Copy out all of the data below with no alterations.

[Records from a collection]
►

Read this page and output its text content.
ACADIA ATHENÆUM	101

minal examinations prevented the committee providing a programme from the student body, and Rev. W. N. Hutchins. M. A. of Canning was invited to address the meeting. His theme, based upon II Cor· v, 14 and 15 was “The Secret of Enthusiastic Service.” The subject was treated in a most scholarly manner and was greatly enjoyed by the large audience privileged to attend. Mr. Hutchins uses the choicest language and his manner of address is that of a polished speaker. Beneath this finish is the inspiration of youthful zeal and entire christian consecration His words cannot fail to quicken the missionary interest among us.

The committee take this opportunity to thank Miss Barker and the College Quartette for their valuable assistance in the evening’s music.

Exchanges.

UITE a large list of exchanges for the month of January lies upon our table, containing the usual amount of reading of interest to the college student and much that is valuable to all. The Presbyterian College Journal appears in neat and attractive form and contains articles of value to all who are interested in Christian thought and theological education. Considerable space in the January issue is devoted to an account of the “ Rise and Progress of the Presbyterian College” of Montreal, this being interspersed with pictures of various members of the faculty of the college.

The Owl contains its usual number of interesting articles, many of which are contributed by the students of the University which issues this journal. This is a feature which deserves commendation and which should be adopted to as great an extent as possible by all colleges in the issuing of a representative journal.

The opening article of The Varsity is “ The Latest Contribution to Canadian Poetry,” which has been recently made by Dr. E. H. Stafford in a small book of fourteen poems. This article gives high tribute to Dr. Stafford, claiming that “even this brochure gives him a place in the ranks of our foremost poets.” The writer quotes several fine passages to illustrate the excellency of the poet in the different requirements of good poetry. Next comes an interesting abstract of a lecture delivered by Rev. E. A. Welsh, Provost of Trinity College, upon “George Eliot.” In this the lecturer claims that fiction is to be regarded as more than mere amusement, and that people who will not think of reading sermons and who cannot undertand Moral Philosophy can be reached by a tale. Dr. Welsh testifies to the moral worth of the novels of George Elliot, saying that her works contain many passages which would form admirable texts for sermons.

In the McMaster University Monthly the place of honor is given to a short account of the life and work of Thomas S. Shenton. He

◄

#### Task response:
Read this page and output its text content.
ACADIA ATHENÆUM	101

minal examinations prevented the committee providing a programme from the student body, and Rev. W. N. Hutchins. M. A. of Canning was invited to address the meeting. His theme, based upon II Cor· v, 14 and 15 was “The Secret of Enthusiastic Service.” The subject was treated in a most scholarly manner and was greatly enjoyed by the large audience privileged to attend. Mr. Hutchins uses the choicest language and his manner of address is that of a polished speaker. Beneath this finish is the inspiration of youthful zeal and entire christian consecration His words cannot fail to quicken the missionary interest among us.

The committee take this opportunity to thank Miss Barker and the College Quartette for their valuable assistance in the evening’s music.

Exchanges.

UITE a large list of exchanges for the month of January lies upon our table, containing the usual amount of reading of interest to the college student and much that is valuable to all. The Presbyterian College Journal appears in neat and attractive form and contains articles of value to all who are interested in Christian thought and theological education. Considerable space in the January issue is devoted to an account of the “ Rise and Progress of the Presbyterian College” of Montreal, this being interspersed with pictures of various members of the faculty of the college.

The Owl contains its usual number of interesting articles, many of which are contributed by the students of the University which issues this journal. This is a feature which deserves commendation and which should be adopted to as great an extent as possible by all colleges in the issuing of a representative journal.

The opening article of The Varsity is “ The Latest Contribution to Canadian Poetry,” which has been recently made by Dr. E. H. Stafford in a small book of fourteen poems. This article gives high tribute to Dr. Stafford, claiming that “even this brochure gives him a place in the ranks of our foremost poets.” The writer quotes several fine passages to illustrate the excellency of the poet in the different requirements of good poetry. Next comes an interesting abstract of a lecture delivered by Rev. E. A. Welsh, Provost of Trinity College, upon “George Eliot.” In this the lecturer claims that fiction is to be regarded as more than mere amusement, and that people who will not think of reading sermons and who cannot undertand Moral Philosophy can be reached by a tale. Dr. Welsh testifies to the moral worth of the novels of George Elliot, saying that her works contain many passages which would form admirable texts for sermons.

In the McMaster University Monthly the place of honor is given to a short account of the life and work of Thomas S. Shenton. He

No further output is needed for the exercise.